Scan the entries below and extract each line with the word "ylabel" in it.

--- BEGIN ---

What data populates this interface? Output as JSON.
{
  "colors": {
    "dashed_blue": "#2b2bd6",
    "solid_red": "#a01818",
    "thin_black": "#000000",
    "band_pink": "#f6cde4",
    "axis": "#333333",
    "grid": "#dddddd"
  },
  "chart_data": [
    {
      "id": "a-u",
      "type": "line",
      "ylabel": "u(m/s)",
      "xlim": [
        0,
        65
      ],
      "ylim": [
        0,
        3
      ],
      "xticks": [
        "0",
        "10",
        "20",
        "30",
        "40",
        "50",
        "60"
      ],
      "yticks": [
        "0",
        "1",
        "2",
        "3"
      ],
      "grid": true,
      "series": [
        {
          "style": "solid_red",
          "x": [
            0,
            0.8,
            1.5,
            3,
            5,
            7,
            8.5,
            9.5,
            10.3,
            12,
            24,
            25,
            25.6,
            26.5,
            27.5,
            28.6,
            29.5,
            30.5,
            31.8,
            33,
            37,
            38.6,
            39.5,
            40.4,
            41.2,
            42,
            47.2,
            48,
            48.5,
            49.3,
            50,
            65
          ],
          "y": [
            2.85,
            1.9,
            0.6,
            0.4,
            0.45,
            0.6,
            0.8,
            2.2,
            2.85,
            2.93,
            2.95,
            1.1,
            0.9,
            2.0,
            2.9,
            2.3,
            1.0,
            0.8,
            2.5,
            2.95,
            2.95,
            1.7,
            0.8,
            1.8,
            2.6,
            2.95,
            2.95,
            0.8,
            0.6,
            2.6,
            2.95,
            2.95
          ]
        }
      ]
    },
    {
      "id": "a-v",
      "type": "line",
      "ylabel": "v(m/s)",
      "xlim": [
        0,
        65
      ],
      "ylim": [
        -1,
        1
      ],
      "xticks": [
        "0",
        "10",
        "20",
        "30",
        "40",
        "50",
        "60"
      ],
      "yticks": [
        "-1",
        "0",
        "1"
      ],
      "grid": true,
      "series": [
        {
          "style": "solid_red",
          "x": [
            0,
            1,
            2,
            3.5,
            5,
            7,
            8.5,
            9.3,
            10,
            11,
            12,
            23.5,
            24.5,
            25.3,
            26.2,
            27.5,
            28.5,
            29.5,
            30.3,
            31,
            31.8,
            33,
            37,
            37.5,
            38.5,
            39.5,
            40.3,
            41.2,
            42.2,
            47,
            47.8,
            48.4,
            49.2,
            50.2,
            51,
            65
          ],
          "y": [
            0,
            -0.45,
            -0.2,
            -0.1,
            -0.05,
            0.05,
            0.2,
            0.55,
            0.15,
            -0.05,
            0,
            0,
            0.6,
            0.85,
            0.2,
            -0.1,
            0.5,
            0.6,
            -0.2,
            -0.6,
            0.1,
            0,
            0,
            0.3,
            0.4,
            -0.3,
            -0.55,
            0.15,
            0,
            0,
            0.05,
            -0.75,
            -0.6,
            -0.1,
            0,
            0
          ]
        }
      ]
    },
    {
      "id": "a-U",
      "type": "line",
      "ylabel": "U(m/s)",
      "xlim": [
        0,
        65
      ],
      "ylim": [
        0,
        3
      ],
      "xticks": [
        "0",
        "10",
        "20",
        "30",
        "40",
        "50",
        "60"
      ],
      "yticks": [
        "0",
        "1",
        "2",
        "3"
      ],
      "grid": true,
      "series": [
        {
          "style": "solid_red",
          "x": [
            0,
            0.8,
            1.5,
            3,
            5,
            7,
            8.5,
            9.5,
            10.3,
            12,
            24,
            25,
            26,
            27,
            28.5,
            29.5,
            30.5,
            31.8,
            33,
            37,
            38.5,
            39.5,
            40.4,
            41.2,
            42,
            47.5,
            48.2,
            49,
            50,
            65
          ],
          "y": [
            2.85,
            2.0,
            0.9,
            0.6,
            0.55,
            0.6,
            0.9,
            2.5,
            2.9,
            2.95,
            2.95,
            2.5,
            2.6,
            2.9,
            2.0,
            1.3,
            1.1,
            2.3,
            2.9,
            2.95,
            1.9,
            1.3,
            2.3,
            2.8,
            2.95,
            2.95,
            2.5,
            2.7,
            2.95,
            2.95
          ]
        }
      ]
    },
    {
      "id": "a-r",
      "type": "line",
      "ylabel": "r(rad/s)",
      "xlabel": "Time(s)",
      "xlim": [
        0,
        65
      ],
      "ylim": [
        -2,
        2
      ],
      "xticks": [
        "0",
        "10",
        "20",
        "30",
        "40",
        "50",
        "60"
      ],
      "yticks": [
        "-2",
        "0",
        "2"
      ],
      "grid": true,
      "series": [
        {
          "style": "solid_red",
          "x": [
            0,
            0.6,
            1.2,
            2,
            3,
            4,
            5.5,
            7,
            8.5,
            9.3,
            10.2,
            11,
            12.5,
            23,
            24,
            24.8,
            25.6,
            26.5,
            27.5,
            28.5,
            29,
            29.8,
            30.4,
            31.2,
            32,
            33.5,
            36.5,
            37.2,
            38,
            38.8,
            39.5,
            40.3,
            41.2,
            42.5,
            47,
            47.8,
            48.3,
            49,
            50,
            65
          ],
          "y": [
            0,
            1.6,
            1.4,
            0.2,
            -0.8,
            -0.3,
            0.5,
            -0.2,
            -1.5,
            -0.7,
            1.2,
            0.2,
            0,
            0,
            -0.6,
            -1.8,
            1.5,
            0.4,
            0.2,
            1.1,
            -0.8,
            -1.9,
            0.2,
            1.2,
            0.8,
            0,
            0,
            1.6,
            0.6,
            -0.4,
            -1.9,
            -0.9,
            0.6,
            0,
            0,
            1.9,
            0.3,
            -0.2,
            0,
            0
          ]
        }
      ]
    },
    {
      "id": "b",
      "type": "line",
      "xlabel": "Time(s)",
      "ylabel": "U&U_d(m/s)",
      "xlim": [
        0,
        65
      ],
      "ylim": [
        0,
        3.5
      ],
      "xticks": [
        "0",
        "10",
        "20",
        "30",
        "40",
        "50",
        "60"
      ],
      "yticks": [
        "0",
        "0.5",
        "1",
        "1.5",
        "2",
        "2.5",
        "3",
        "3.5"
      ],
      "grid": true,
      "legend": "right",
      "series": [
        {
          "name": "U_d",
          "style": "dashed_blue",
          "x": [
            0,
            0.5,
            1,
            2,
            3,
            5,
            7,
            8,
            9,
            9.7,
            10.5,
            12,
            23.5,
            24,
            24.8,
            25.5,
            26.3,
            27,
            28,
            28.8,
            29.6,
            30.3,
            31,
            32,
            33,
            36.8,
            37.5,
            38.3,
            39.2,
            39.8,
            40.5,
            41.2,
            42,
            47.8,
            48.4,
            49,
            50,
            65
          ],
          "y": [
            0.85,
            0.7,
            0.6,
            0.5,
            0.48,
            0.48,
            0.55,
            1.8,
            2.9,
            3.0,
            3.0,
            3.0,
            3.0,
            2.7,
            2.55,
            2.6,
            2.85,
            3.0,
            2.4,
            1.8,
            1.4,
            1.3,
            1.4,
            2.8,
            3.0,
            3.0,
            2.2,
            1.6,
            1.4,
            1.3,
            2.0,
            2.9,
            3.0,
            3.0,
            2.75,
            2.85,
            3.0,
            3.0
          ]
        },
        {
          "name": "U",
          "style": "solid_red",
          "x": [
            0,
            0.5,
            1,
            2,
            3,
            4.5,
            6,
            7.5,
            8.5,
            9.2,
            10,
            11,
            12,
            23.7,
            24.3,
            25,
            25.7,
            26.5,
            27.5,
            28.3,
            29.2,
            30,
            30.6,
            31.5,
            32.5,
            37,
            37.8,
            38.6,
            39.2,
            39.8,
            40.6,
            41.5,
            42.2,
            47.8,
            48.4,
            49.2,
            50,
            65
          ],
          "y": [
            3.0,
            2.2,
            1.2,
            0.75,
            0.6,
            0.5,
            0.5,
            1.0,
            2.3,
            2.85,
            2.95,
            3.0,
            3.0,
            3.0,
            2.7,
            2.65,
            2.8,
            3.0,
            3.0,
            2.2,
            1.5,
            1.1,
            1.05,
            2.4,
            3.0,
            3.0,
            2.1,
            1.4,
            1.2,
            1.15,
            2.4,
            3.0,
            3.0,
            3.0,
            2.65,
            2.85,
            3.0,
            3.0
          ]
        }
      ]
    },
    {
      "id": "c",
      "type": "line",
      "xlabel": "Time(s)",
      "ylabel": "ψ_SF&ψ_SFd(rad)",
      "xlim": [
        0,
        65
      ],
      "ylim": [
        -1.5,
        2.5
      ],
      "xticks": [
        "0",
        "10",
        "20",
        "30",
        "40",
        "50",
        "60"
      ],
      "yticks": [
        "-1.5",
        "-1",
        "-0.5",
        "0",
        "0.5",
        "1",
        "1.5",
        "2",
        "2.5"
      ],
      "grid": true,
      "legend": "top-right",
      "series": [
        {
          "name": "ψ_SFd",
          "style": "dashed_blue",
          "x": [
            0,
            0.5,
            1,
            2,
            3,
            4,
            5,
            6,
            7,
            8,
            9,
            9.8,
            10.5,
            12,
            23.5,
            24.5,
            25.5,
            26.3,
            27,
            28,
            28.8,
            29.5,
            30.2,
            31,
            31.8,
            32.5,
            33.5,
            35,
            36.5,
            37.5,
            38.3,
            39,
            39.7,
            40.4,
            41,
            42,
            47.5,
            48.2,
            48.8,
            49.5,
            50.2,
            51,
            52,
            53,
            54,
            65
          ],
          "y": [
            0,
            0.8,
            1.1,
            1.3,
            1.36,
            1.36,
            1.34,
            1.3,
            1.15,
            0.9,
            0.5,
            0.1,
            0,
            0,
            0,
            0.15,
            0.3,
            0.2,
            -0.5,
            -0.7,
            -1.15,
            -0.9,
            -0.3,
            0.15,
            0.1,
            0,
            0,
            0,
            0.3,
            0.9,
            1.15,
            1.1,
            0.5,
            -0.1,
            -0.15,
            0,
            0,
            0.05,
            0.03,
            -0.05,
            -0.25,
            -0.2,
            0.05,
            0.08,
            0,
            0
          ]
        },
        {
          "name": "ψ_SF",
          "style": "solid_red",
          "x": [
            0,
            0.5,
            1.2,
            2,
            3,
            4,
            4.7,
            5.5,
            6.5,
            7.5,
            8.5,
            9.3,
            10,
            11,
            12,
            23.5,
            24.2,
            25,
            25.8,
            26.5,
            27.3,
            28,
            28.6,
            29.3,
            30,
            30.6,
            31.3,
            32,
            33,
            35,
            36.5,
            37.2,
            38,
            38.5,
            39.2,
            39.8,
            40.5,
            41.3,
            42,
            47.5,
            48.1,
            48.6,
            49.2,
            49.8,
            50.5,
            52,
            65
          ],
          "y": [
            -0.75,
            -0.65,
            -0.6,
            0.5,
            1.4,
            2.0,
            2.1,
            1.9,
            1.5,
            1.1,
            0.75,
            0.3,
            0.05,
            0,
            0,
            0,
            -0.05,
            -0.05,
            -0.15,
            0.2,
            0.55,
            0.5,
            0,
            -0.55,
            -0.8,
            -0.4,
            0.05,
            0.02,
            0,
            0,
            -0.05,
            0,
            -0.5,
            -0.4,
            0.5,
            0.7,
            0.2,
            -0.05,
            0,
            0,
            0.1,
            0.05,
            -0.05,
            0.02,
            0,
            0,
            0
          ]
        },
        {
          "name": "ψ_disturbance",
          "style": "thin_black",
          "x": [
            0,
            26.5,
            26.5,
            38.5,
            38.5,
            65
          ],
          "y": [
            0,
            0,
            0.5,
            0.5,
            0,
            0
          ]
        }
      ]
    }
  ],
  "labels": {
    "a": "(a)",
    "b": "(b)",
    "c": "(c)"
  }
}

--- END ---

* _EXERCISE SOLUTION_
      "ylabel": "u(m/s)",
      "ylabel": "v(m/s)",
      "ylabel": "U(m/s)",
      "ylabel": "r(rad/s)",
      "ylabel": "U&U_d(m/s)",
      "ylabel": "ψ_SF&ψ_SFd(rad)",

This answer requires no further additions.